Work instructions: Quote the whole listing word for word. Do not include the pictures.

Rows:
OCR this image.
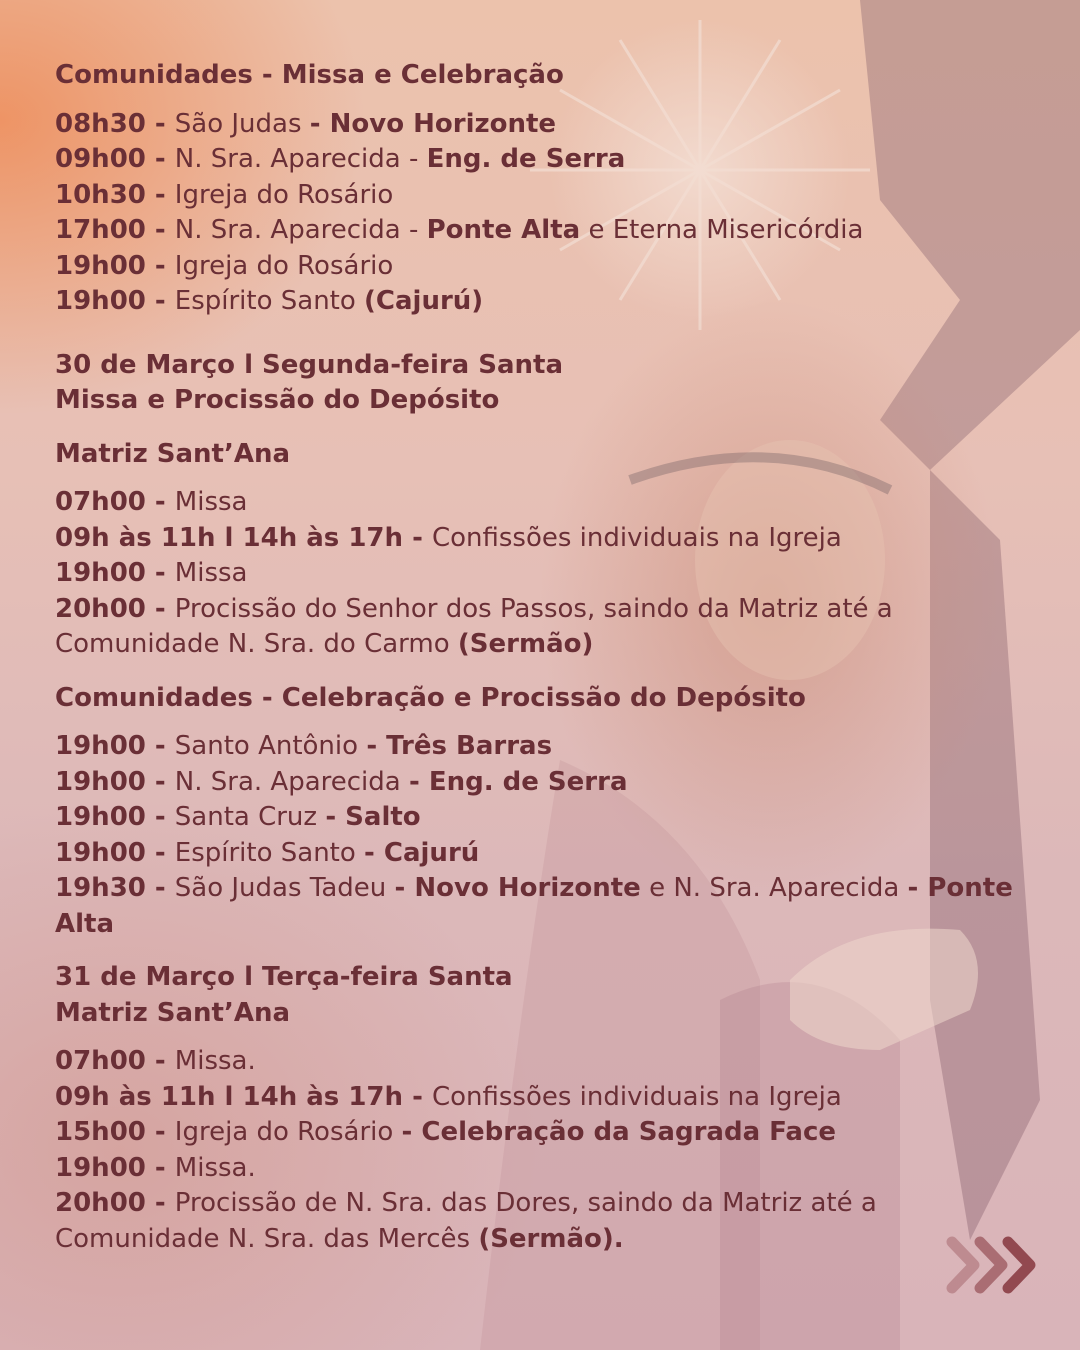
Comunidades - Missa e Celebração
08h30 - São Judas - Novo Horizonte
09h00 - N. Sra. Aparecida - Eng. de Serra
10h30 - Igreja do Rosário
17h00 - N. Sra. Aparecida - Ponte Alta e Eterna Misericórdia
19h00 - Igreja do Rosário
19h00 - Espírito Santo (Cajurú)
30 de Março l Segunda-feira Santa
Missa e Procissão do Depósito
Matriz Sant’Ana
07h00 - Missa
09h às 11h l 14h às 17h - Confissões individuais na Igreja
19h00 - Missa
20h00 - Procissão do Senhor dos Passos, saindo da Matriz até a Comunidade N. Sra. do Carmo (Sermão)
Comunidades - Celebração e Procissão do Depósito
19h00 - Santo Antônio - Três Barras
19h00 - N. Sra. Aparecida - Eng. de Serra
19h00 - Santa Cruz - Salto
19h00 - Espírito Santo - Cajurú
19h30 - São Judas Tadeu - Novo Horizonte e N. Sra. Aparecida - Ponte Alta
31 de Março l Terça-feira Santa
Matriz Sant’Ana
07h00 - Missa.
09h às 11h l 14h às 17h - Confissões individuais na Igreja
15h00 - Igreja do Rosário - Celebração da Sagrada Face
19h00 - Missa.
20h00 - Procissão de N. Sra. das Dores, saindo da Matriz até a Comunidade N. Sra. das Mercês (Sermão).
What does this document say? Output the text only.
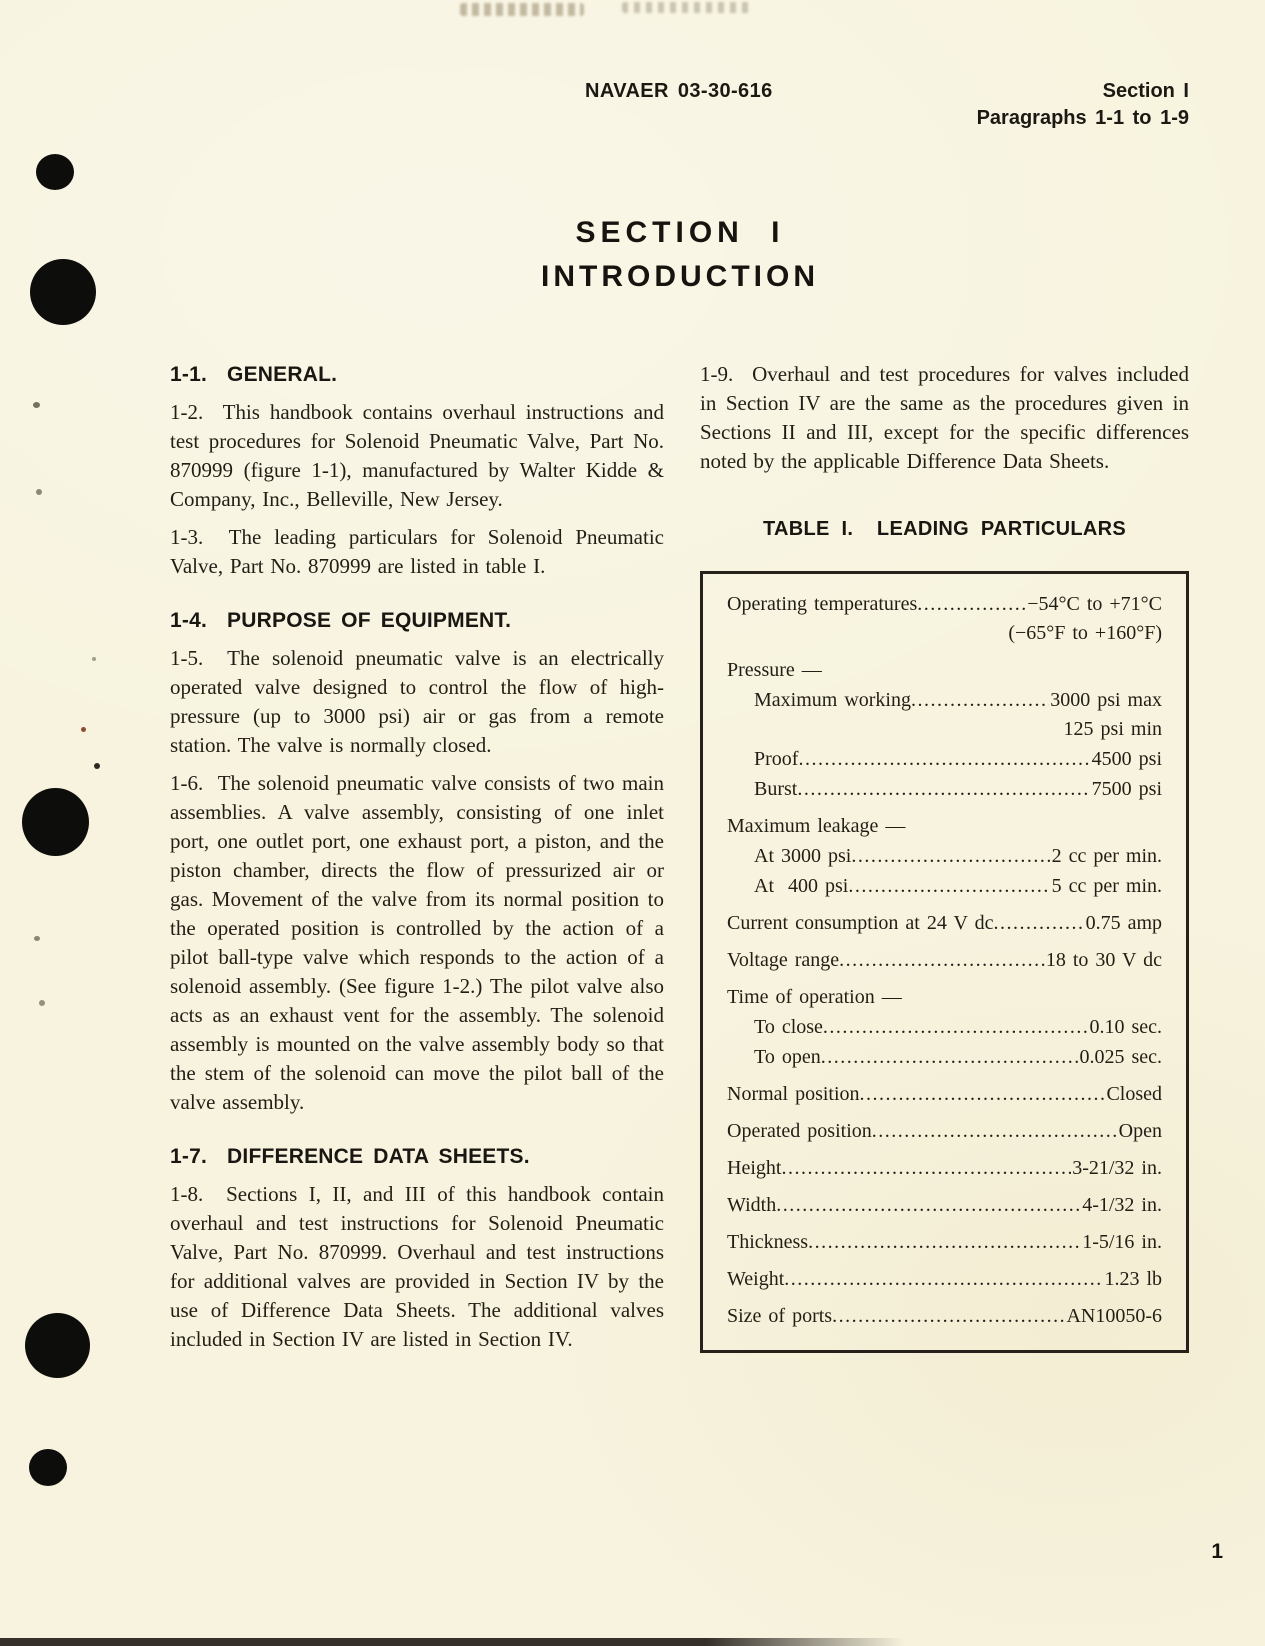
NAVAER 03-30-616	Section I
Paragraphs 1-1 to 1-9
SECTION I
INTRODUCTION
1-1.  GENERAL.

1-2.  This handbook contains overhaul instructions and test procedures for Solenoid Pneumatic Valve, Part No. 870999 (figure 1-1), manufactured by Walter Kidde & Company, Inc., Belleville, New Jersey.

1-3.  The leading particulars for Solenoid Pneumatic Valve, Part No. 870999 are listed in table I.

1-4.  PURPOSE OF EQUIPMENT.

1-5.  The solenoid pneumatic valve is an electrically operated valve designed to control the flow of high-pressure (up to 3000 psi) air or gas from a remote station. The valve is normally closed.

1-6.  The solenoid pneumatic valve consists of two main assemblies. A valve assembly, consisting of one inlet port, one outlet port, one exhaust port, a piston, and the piston chamber, directs the flow of pressurized air or gas. Movement of the valve from its normal position to the operated position is controlled by the action of a pilot ball-type valve which responds to the action of a solenoid assembly. (See figure 1-2.) The pilot valve also acts as an exhaust vent for the assembly. The solenoid assembly is mounted on the valve assembly body so that the stem of the solenoid can move the pilot ball of the valve assembly.

1-7.  DIFFERENCE DATA SHEETS.

1-8.  Sections I, II, and III of this handbook contain overhaul and test instructions for Solenoid Pneumatic Valve, Part No. 870999. Overhaul and test instructions for additional valves are provided in Section IV by the use of Difference Data Sheets. The additional valves included in Section IV are listed in Section IV.

1-9.  Overhaul and test procedures for valves included in Section IV are the same as the procedures given in Sections II and III, except for the specific differences noted by the applicable Difference Data Sheets.

TABLE I.  LEADING PARTICULARS
Operating temperatures .....	−54°C to +71°C
(−65°F to +160°F)
Pressure —
Maximum working .....	3000 psi max
125 psi min
Proof .....	4500 psi
Burst .....	7500 psi
Maximum leakage —
At 3000 psi .....	2 cc per min.
At  400 psi .....	5 cc per min.
Current consumption at 24 V dc .....	0.75 amp
Voltage range .....	18 to 30 V dc
Time of operation —
To close .....	0.10 sec.
To open .....	0.025 sec.
Normal position .....	Closed
Operated position .....	Open
Height .....	3-21/32 in.
Width .....	4-1/32 in.
Thickness .....	1-5/16 in.
Weight .....	1.23 lb
Size of ports .....	AN10050-6
1
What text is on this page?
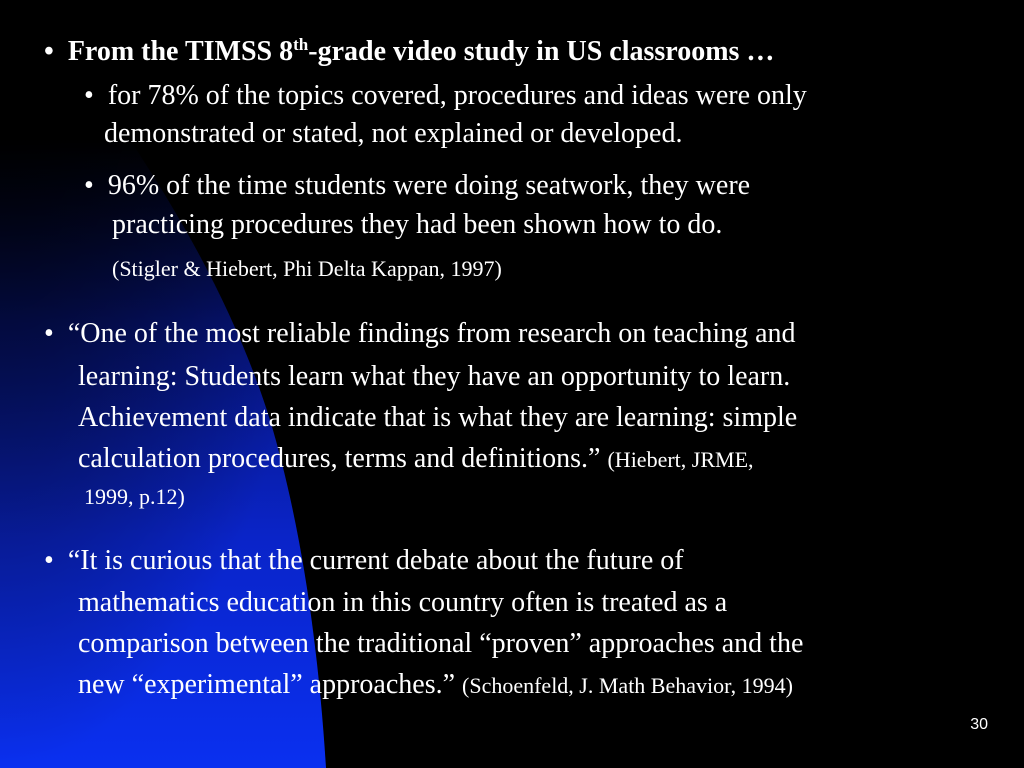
• From the TIMSS 8th-grade video study in US classrooms …
• for 78% of the topics covered, procedures and ideas were only
demonstrated or stated, not explained or developed.
• 96% of the time students were doing seatwork, they were
practicing procedures they had been shown how to do.
(Stigler & Hiebert, Phi Delta Kappan, 1997)
• “One of the most reliable findings from research on teaching and
learning: Students learn what they have an opportunity to learn.
Achievement data indicate that is what they are learning: simple
calculation procedures, terms and definitions.” (Hiebert, JRME,
1999, p.12)
• “It is curious that the current debate about the future of
mathematics education in this country often is treated as a
comparison between the traditional “proven” approaches and the
new “experimental” approaches.” (Schoenfeld, J. Math Behavior, 1994)
30
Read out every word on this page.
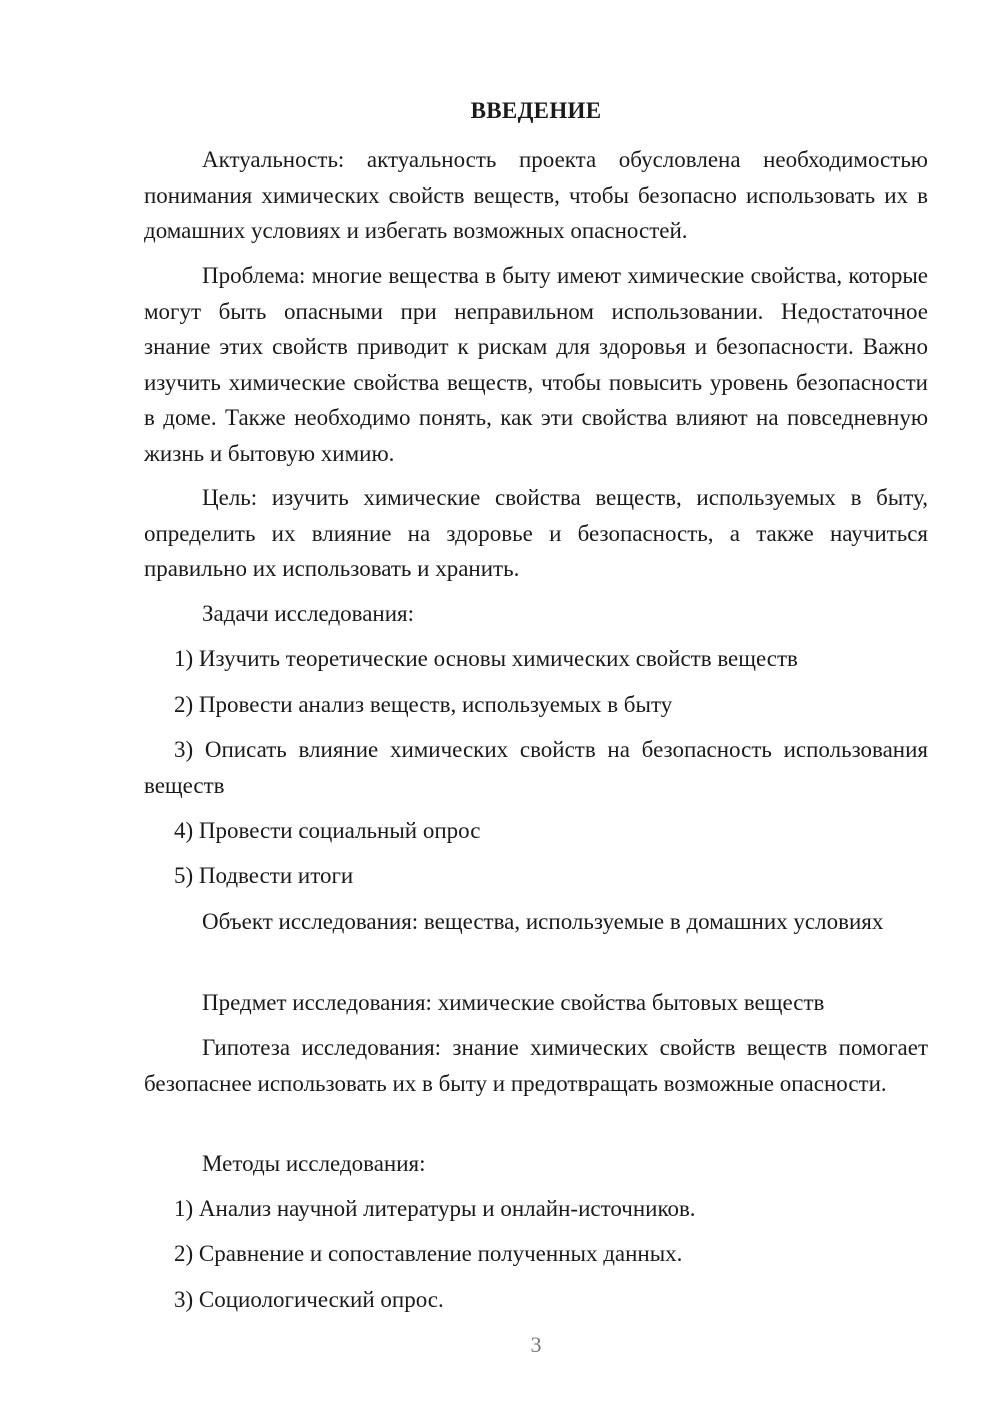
ВВЕДЕНИЕ

Актуальность: актуальность проекта обусловлена необходимостью понимания химических свойств веществ, чтобы безопасно использовать их в домашних условиях и избегать возможных опасностей.

Проблема: многие вещества в быту имеют химические свойства, которые могут быть опасными при неправильном использовании. Недостаточное знание этих свойств приводит к рискам для здоровья и безопасности. Важно изучить химические свойства веществ, чтобы повысить уровень безопасности в доме. Также необходимо понять, как эти свойства влияют на повседневную жизнь и бытовую химию.

Цель: изучить химические свойства веществ, используемых в быту, определить их влияние на здоровье и безопасность, а также научиться правильно их использовать и хранить.

Задачи исследования:

1) Изучить теоретические основы химических свойств веществ

2) Провести анализ веществ, используемых в быту

3) Описать влияние химических свойств на безопасность использования веществ

4) Провести социальный опрос

5) Подвести итоги

Объект исследования: вещества, используемые в домашних условиях

Предмет исследования: химические свойства бытовых веществ

Гипотеза исследования: знание химических свойств веществ помогает безопаснее использовать их в быту и предотвращать возможные опасности.

Методы исследования:

1) Анализ научной литературы и онлайн-источников.

2) Сравнение и сопоставление полученных данных.

3) Социологический опрос.

3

Result of the task:
OCR this image.
Comunidades - Missa e Celebração
08h30 - São Judas - Novo Horizonte
09h00 - N. Sra. Aparecida - Eng. de Serra
10h30 - Igreja do Rosário
17h00 - N. Sra. Aparecida - Ponte Alta e Eterna Misericórdia
19h00 - Igreja do Rosário
19h00 - Espírito Santo (Cajurú)
30 de Março l Segunda-feira Santa
Missa e Procissão do Depósito
Matriz Sant’Ana
07h00 - Missa
09h às 11h l 14h às 17h - Confissões individuais na Igreja
19h00 - Missa
20h00 - Procissão do Senhor dos Passos, saindo da Matriz até a Comunidade N. Sra. do Carmo (Sermão)
Comunidades - Celebração e Procissão do Depósito
19h00 - Santo Antônio - Três Barras
19h00 - N. Sra. Aparecida - Eng. de Serra
19h00 - Santa Cruz - Salto
19h00 - Espírito Santo - Cajurú
19h30 - São Judas Tadeu - Novo Horizonte e N. Sra. Aparecida - Ponte Alta
31 de Março l Terça-feira Santa
Matriz Sant’Ana
07h00 - Missa.
09h às 11h l 14h às 17h - Confissões individuais na Igreja
15h00 - Igreja do Rosário - Celebração da Sagrada Face
19h00 - Missa.
20h00 - Procissão de N. Sra. das Dores, saindo da Matriz até a Comunidade N. Sra. das Mercês (Sermão).
What does this document say? Output the text only.
NAVAER 03-30-616	Section I
Paragraphs 1-1 to 1-9
SECTION I
INTRODUCTION
1-1.  GENERAL.

1-2.  This handbook contains overhaul instructions and test procedures for Solenoid Pneumatic Valve, Part No. 870999 (figure 1-1), manufactured by Walter Kidde & Company, Inc., Belleville, New Jersey.

1-3.  The leading particulars for Solenoid Pneumatic Valve, Part No. 870999 are listed in table I.

1-4.  PURPOSE OF EQUIPMENT.

1-5.  The solenoid pneumatic valve is an electrically operated valve designed to control the flow of high-pressure (up to 3000 psi) air or gas from a remote station. The valve is normally closed.

1-6.  The solenoid pneumatic valve consists of two main assemblies. A valve assembly, consisting of one inlet port, one outlet port, one exhaust port, a piston, and the piston chamber, directs the flow of pressurized air or gas. Movement of the valve from its normal position to the operated position is controlled by the action of a pilot ball-type valve which responds to the action of a solenoid assembly. (See figure 1-2.) The pilot valve also acts as an exhaust vent for the assembly. The solenoid assembly is mounted on the valve assembly body so that the stem of the solenoid can move the pilot ball of the valve assembly.

1-7.  DIFFERENCE DATA SHEETS.

1-8.  Sections I, II, and III of this handbook contain overhaul and test instructions for Solenoid Pneumatic Valve, Part No. 870999. Overhaul and test instructions for additional valves are provided in Section IV by the use of Difference Data Sheets. The additional valves included in Section IV are listed in Section IV.

1-9.  Overhaul and test procedures for valves included in Section IV are the same as the procedures given in Sections II and III, except for the specific differences noted by the applicable Difference Data Sheets.

TABLE I.  LEADING PARTICULARS
Operating temperatures .....	−54°C to +71°C
(−65°F to +160°F)
Pressure —
Maximum working .....	3000 psi max
125 psi min
Proof .....	4500 psi
Burst .....	7500 psi
Maximum leakage —
At 3000 psi .....	2 cc per min.
At  400 psi .....	5 cc per min.
Current consumption at 24 V dc .....	0.75 amp
Voltage range .....	18 to 30 V dc
Time of operation —
To close .....	0.10 sec.
To open .....	0.025 sec.
Normal position .....	Closed
Operated position .....	Open
Height .....	3-21/32 in.
Width .....	4-1/32 in.
Thickness .....	1-5/16 in.
Weight .....	1.23 lb
Size of ports .....	AN10050-6
1
What text is on this page?
• From the TIMSS 8th-grade video study in US classrooms …
• for 78% of the topics covered, procedures and ideas were only
demonstrated or stated, not explained or developed.
• 96% of the time students were doing seatwork, they were
practicing procedures they had been shown how to do.
(Stigler & Hiebert, Phi Delta Kappan, 1997)
• “One of the most reliable findings from research on teaching and
learning: Students learn what they have an opportunity to learn.
Achievement data indicate that is what they are learning: simple
calculation procedures, terms and definitions.” (Hiebert, JRME,
1999, p.12)
• “It is curious that the current debate about the future of
mathematics education in this country often is treated as a
comparison between the traditional “proven” approaches and the
new “experimental” approaches.” (Schoenfeld, J. Math Behavior, 1994)
30
Read out every word on this page.
ВВЕДЕНИЕ

Актуальность: актуальность проекта обусловлена необходимостью понимания химических свойств веществ, чтобы безопасно использовать их в домашних условиях и избегать возможных опасностей.

Проблема: многие вещества в быту имеют химические свойства, которые могут быть опасными при неправильном использовании. Недостаточное знание этих свойств приводит к рискам для здоровья и безопасности. Важно изучить химические свойства веществ, чтобы повысить уровень безопасности в доме. Также необходимо понять, как эти свойства влияют на повседневную жизнь и бытовую химию.

Цель: изучить химические свойства веществ, используемых в быту, определить их влияние на здоровье и безопасность, а также научиться правильно их использовать и хранить.

Задачи исследования:

1) Изучить теоретические основы химических свойств веществ

2) Провести анализ веществ, используемых в быту

3) Описать влияние химических свойств на безопасность использования веществ

4) Провести социальный опрос

5) Подвести итоги

Объект исследования: вещества, используемые в домашних условиях

Предмет исследования: химические свойства бытовых веществ

Гипотеза исследования: знание химических свойств веществ помогает безопаснее использовать их в быту и предотвращать возможные опасности.

Методы исследования:

1) Анализ научной литературы и онлайн-источников.

2) Сравнение и сопоставление полученных данных.

3) Социологический опрос.

3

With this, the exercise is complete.